> _やることリスト_
A: 次の(i)〜(iii)が走り方についての対談の内容と合っているかを判断し、それぞれ「はい」か「いいえ」で答えてください。あわせて、決め手となる本文の言葉を一字一句変えずに引用してください。
(i) 和田さんは、ボルト選手の陸上チームの練習に3カ月間参加した。
(ii) ボルト選手を育てたコーチは、和田さんの走り方をスプリントだと言った。
(iii) ビーチフラッグスは、20mという短距離のスピードを競う競技である。
B: 走り方についての対談の続きを、本文の最後の文の次から書いてください。

> _読む文章_

父親 和田さん、走り方には2種類あるというのはどういうことですか?

和田 それについてお答えする前に僕からも質問なのですが、「走る」とは英語でなんと言いますか?

父親 「ラン(run)」です。

和田 おっしゃるとおりです。日本でも「ランニング」という言葉をよく耳にしますよね。僕ら日本人にとっての「走る」は、このランニングの走り方なんです。ところがもうひとつ、走り方の種類があるんです。

僕はビーチフラッグスという競技で世界1位になるために足の速さを追求し続けていたのですが、やがて壁にぶつかりました。それまでのトレーニングをいくら続けても、足は速くならなかったんです。もっと足が速くなるにはどうすればいいか、日本では見つからなかったのですが、どうしてもあきらめきれず、視野を広げて「世界一足が速い人と自分の走りを比べたら、何か見つかるかもしれない」と考え、ボルト選手の陸上チームの練習に3カ月間、参加させていただいたんです。

父親 そのときに新しい走り方に出合ったのですか?

和田 そうです。練習初日に違和感があったんです。僕の走りと彼らの走りは、速さが違うというより動き方が根本的に違うという印象を受けました。

父親 そこまではっきりとわかるほどの違いだったのですね。

和田 はい。今思い返せば、それもそのはずで、彼らの走り方はランニングではなく、もうひとつの走り方、「スプリント(sprint)」だったんです。ラン(run)とスプリント(sprint)は動詞が違うわけですから、動作が違うのもイメージしやすいですよね? そしてボルト選手を育てたコーチが、僕の走りを見て言った言葉で、それが確信に変わったんです。

「ケンイチ、お前の走り方はマラソンランナーの走り方だ。踵から地面に着いてしまっている、つまりランニングだ。ランニングの走り方は、最高速度を求められる短距離走において、スピードを大きくロスしてしまう。ボルトたちはランニングで走っていない。スプリントで走っているんだ」

20mという短距離のスピードを競うビーチフラッグスで限界を感じていたのは、それまでの走り(ランニング)が長距離を走るには適していても、スピードに特化した走り方ではなかったからなのだと知りました。

父親 走り方ひとつで、そこまで速さが変わるのですね……。

和田 僕自身いくら努力を重ねてもまったくタイムが変わらない時期が長かったので、タイムが縮まったときの衝撃ときたら、走るということの固定観念が根本から覆されたかのようでした。

さらにもうひとつ驚いたのは、帰国してプロ野球やサッカーのJリーグの試合を見ても、足が速いと言われている人すら、みんなランニングで走っているんですよ。運動会で走っている子どもたちの姿をSNSなどでたくさん見ますけど、みんなランニングで走っているんです。ごくわずかな人以外のすべての人が、かつての僕と同じようにランニングとスプリントの違いを知る機会のないまま、大きな伸びしろを見過ごして、足の速さは才能だとあきらめていたのです。

> _提供資料_
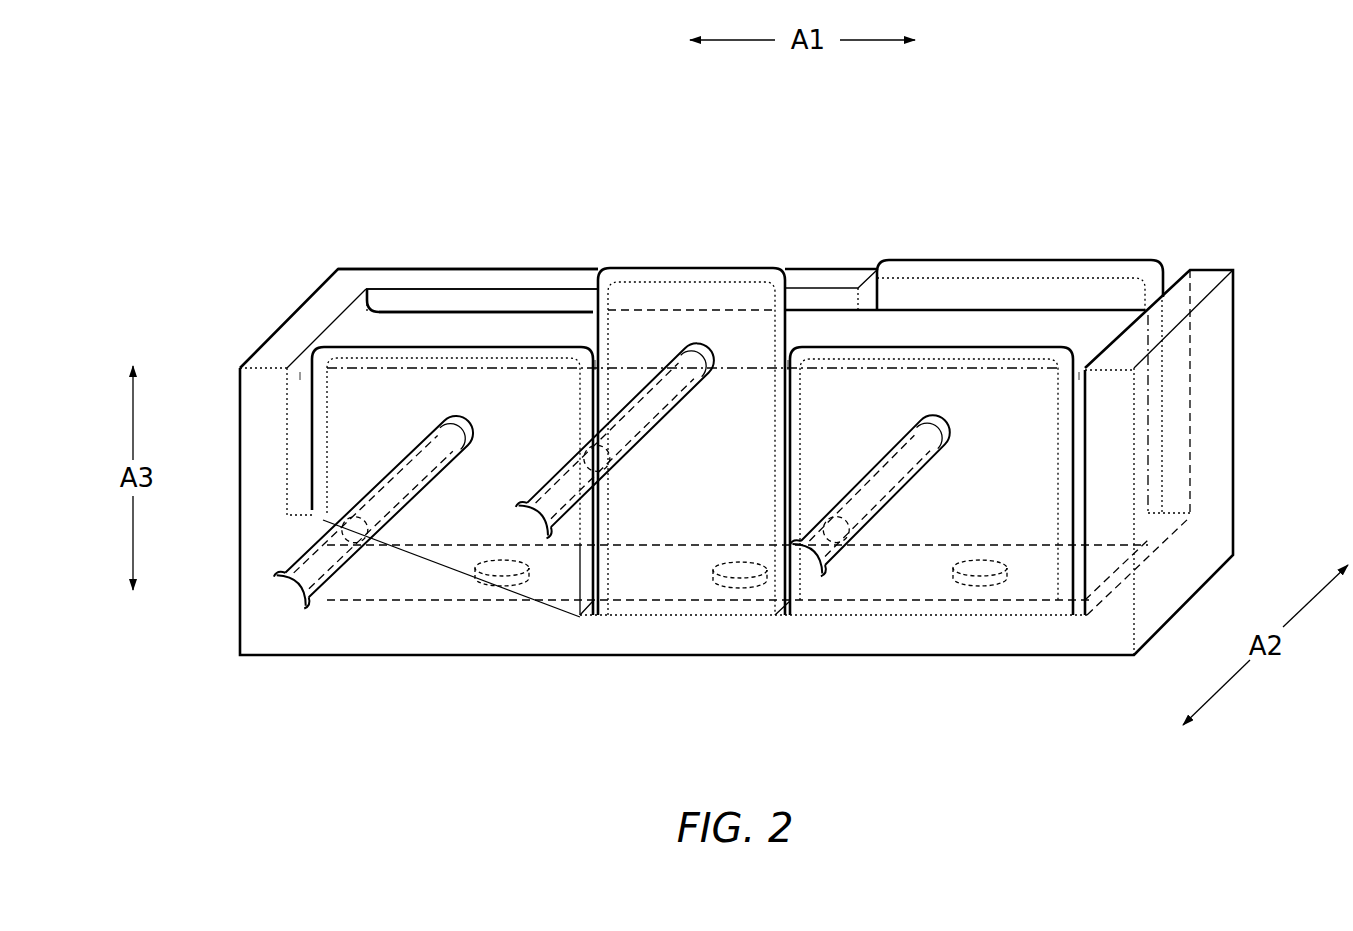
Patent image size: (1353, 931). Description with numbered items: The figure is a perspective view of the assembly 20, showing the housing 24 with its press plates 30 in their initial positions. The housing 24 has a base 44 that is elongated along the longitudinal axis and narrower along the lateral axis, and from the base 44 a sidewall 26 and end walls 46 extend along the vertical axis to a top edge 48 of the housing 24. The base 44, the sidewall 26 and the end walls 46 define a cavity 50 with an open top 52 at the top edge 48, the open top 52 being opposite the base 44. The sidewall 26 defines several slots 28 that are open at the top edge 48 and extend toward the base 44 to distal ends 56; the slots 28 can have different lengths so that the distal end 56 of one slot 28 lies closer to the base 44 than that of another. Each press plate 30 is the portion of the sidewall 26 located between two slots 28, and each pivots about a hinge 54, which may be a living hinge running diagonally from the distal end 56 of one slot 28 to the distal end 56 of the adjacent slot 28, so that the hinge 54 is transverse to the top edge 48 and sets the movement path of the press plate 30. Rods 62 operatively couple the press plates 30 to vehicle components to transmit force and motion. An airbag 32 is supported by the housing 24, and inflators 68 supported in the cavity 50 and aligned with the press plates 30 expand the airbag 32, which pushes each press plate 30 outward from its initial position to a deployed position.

The assembly 20 is at (181, 228).
The housing 24 is at (1215, 440).
The sidewall 26 is at (527, 292).
The slot 28 is at (302, 378).
The press plate 30 is at (987, 298).
The airbag 32 is at (482, 338).
The base 44 is at (1060, 635).
The end wall 46 is at (272, 348).
The top edge 48 is at (836, 287).
The cavity 50 is at (388, 302).
The open top 52 is at (421, 258).
The hinge 54 is at (432, 560).
The distal end 56 is at (437, 345).
The rod 62 is at (407, 456).
The inflator 68 is at (500, 568).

> _作業ごとの結果_
A:
(i) はい。「ボルト選手の陸上チームの練習に3カ月間、参加させていただいたんです」
(ii) いいえ。「ケンイチ、お前の走り方はマラソンランナーの走り方だ。踵から地面に着いてしまっている、つまりランニングだ。」
(iii) はい。「20mという短距離のスピードを競うビーチフラッグス」

B:
走り方には「ランニング」と「スプリント」の2種類がある


スプリントを習得すれば足は速くなる可能性がある


父親 その人たちも、スプリントさえ習得すれば、さらに足が速くなる、と?

和田 おっしゃるとおりです。ランニングの走り方をスプリントに変えるだけで、誰でも足が速くなるんです!

父親 正直、そう簡単には信じられません。息子や、かつての私のように足の速さを求める人はごまんといるでしょう。でも、今身についている走り方がそもそも速く走るのに適していないなんて、ありえるのでしょうか。

和田 僕たち人間が先天的に身につけている走り方は、ランニングの走り方です。しかし、もっと速く走れるようになるためには、スプリントの走り方を後天的に習い、身につける必要があるんです。ランニングという走り方は歩行の速度を上げた延長線上にあるのですが、そのまま速度を上げても速いランニングになるだけで、スプリントという走り方にはならないのです。

「速いランニング」と「スプリント」は似て非なるもの


父親 ランニングの速度を上げた延長にスプリントがないとはどういうことですか? 例えば、ランニングマシーンに乗っていたとして、速度を上げていくにつれて、「歩く」から、だんだんと「ランニング」になっていきますよね? そこから走るスピードをさらに上げていけば、「スプリント」になるのではないですか?

和田 それが、ならないんです。お父さんが普段、運動するときに履かれるシューズはなんと呼ばれていますか?

父親 俗に言うランニングシューズですよね。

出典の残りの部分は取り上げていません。